- WHAT YOU ARE ASKED TO DO
Retype all material exactly. Pictures stay out of the copy.

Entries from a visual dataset
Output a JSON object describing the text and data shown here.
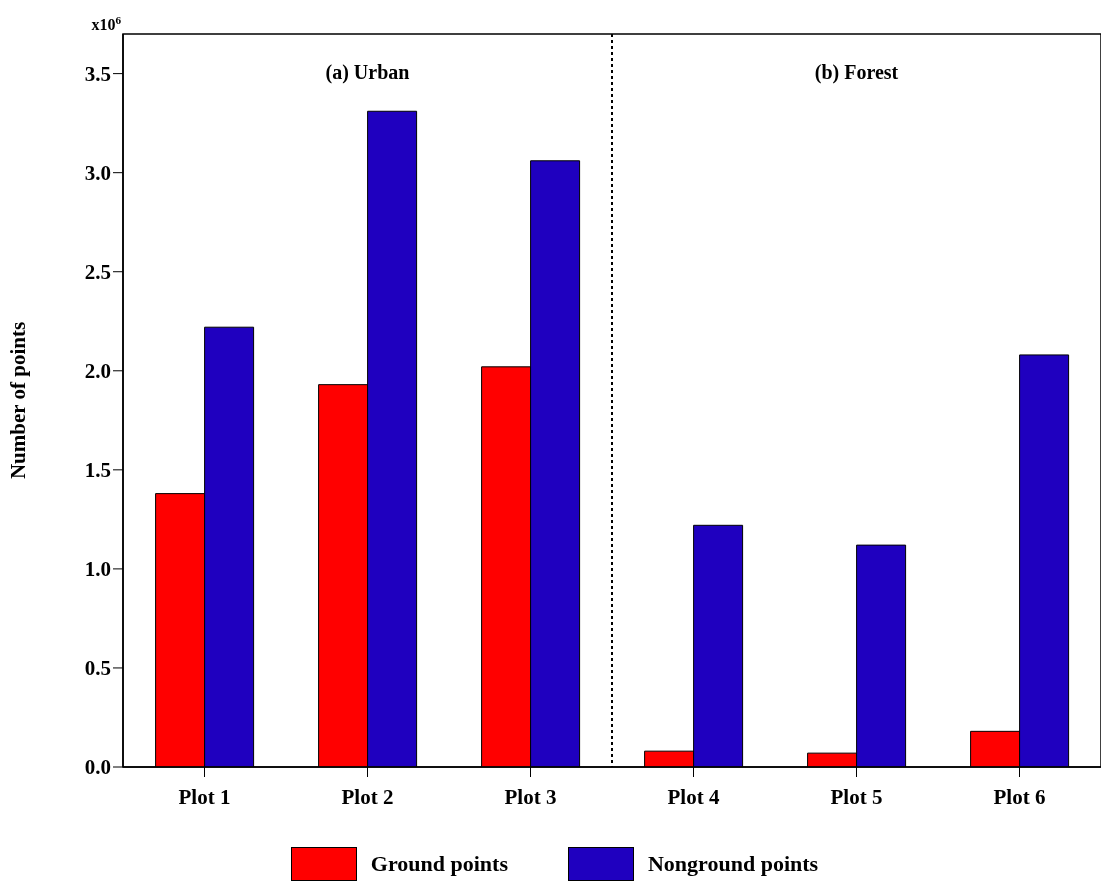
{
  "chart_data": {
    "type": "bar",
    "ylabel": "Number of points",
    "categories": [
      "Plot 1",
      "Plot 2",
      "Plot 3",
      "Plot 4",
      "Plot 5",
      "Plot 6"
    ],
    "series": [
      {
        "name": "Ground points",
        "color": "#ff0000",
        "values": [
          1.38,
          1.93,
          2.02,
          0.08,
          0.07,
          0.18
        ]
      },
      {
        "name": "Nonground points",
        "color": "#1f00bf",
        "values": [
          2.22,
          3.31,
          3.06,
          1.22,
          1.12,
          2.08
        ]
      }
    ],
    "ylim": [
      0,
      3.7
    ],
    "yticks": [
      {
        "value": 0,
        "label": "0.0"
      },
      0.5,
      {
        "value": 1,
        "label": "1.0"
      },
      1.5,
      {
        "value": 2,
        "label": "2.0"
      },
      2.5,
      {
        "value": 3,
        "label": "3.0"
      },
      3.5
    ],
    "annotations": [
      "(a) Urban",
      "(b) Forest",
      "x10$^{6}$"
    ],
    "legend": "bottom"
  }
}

- SOLUTION FOR THIS PROBLEM
Output a JSON object describing the text and data shown here.
{
  "chart_data": {
    "type": "bar",
    "ylabel": "Number of points",
    "categories": [
      "Plot 1",
      "Plot 2",
      "Plot 3",
      "Plot 4",
      "Plot 5",
      "Plot 6"
    ],
    "series": [
      {
        "name": "Ground points",
        "color": "#ff0000",
        "values": [
          1.38,
          1.93,
          2.02,
          0.08,
          0.07,
          0.18
        ]
      },
      {
        "name": "Nonground points",
        "color": "#1f00bf",
        "values": [
          2.22,
          3.31,
          3.06,
          1.22,
          1.12,
          2.08
        ]
      }
    ],
    "ylim": [
      0,
      3.7
    ],
    "yticks": [
      {
        "value": 0,
        "label": "0.0"
      },
      0.5,
      {
        "value": 1,
        "label": "1.0"
      },
      1.5,
      {
        "value": 2,
        "label": "2.0"
      },
      2.5,
      {
        "value": 3,
        "label": "3.0"
      },
      3.5
    ],
    "annotations": [
      "(a) Urban",
      "(b) Forest",
      "x10$^{6}$"
    ],
    "legend": "bottom"
  }
}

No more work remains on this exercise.